Material provided:

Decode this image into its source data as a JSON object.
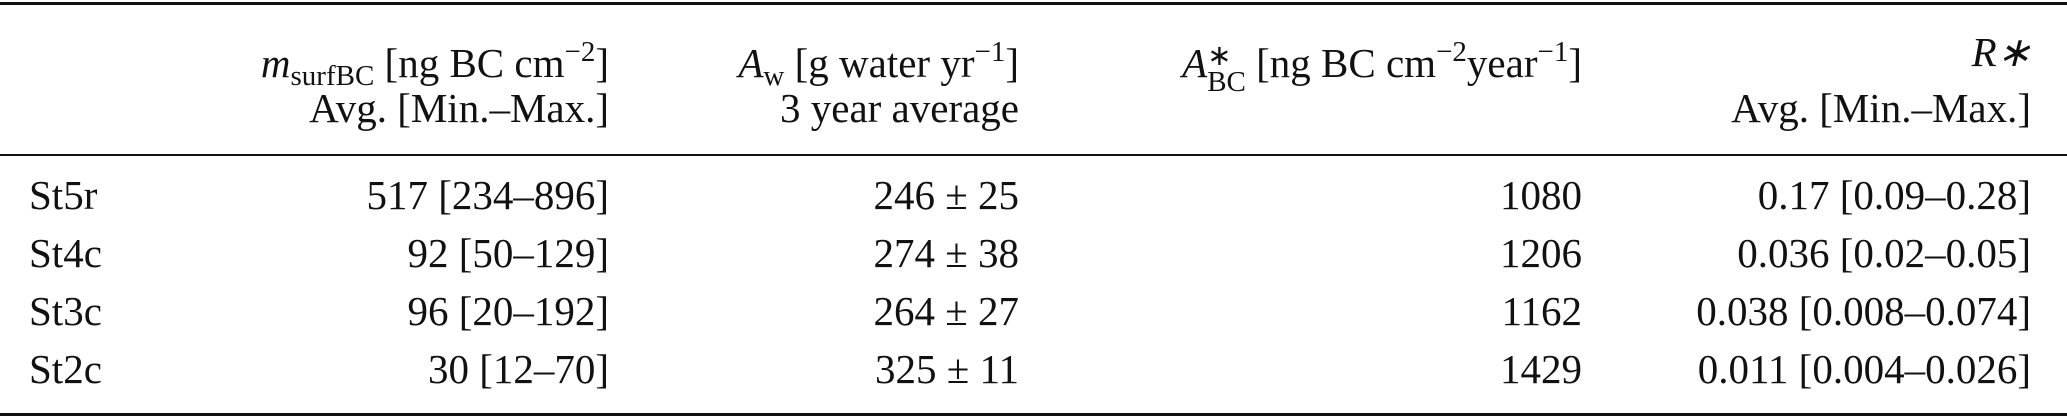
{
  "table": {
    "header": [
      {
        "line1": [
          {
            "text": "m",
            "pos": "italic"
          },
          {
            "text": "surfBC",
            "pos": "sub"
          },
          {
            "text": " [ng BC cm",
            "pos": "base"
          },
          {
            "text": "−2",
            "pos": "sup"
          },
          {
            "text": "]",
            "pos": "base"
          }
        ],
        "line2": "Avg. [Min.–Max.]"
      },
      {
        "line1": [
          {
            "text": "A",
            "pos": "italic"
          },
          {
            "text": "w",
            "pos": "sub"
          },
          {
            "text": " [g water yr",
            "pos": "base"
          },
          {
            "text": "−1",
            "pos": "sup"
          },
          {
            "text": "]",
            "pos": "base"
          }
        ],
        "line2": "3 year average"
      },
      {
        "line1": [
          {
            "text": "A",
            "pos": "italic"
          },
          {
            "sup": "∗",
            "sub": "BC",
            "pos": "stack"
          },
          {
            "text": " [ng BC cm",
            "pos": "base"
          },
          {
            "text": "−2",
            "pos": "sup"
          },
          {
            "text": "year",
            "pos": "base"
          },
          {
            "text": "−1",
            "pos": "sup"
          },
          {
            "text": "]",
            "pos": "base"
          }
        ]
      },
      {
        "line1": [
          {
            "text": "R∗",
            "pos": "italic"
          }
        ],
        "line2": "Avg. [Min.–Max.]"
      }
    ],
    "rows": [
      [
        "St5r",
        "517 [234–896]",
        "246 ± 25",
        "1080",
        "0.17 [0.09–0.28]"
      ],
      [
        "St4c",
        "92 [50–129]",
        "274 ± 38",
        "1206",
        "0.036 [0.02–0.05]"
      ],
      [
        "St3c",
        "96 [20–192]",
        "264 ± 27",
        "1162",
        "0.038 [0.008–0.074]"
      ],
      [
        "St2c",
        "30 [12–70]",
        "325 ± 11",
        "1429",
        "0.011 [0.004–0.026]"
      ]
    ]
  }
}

What is expected:
Repeat each entry above word for word, leaving every picture out.

The completed task:
Decode this image into its source data as a JSON object.
{
  "table": {
    "header": [
      {
        "line1": [
          {
            "text": "m",
            "pos": "italic"
          },
          {
            "text": "surfBC",
            "pos": "sub"
          },
          {
            "text": " [ng BC cm",
            "pos": "base"
          },
          {
            "text": "−2",
            "pos": "sup"
          },
          {
            "text": "]",
            "pos": "base"
          }
        ],
        "line2": "Avg. [Min.–Max.]"
      },
      {
        "line1": [
          {
            "text": "A",
            "pos": "italic"
          },
          {
            "text": "w",
            "pos": "sub"
          },
          {
            "text": " [g water yr",
            "pos": "base"
          },
          {
            "text": "−1",
            "pos": "sup"
          },
          {
            "text": "]",
            "pos": "base"
          }
        ],
        "line2": "3 year average"
      },
      {
        "line1": [
          {
            "text": "A",
            "pos": "italic"
          },
          {
            "sup": "∗",
            "sub": "BC",
            "pos": "stack"
          },
          {
            "text": " [ng BC cm",
            "pos": "base"
          },
          {
            "text": "−2",
            "pos": "sup"
          },
          {
            "text": "year",
            "pos": "base"
          },
          {
            "text": "−1",
            "pos": "sup"
          },
          {
            "text": "]",
            "pos": "base"
          }
        ]
      },
      {
        "line1": [
          {
            "text": "R∗",
            "pos": "italic"
          }
        ],
        "line2": "Avg. [Min.–Max.]"
      }
    ],
    "rows": [
      [
        "St5r",
        "517 [234–896]",
        "246 ± 25",
        "1080",
        "0.17 [0.09–0.28]"
      ],
      [
        "St4c",
        "92 [50–129]",
        "274 ± 38",
        "1206",
        "0.036 [0.02–0.05]"
      ],
      [
        "St3c",
        "96 [20–192]",
        "264 ± 27",
        "1162",
        "0.038 [0.008–0.074]"
      ],
      [
        "St2c",
        "30 [12–70]",
        "325 ± 11",
        "1429",
        "0.011 [0.004–0.026]"
      ]
    ]
  }
}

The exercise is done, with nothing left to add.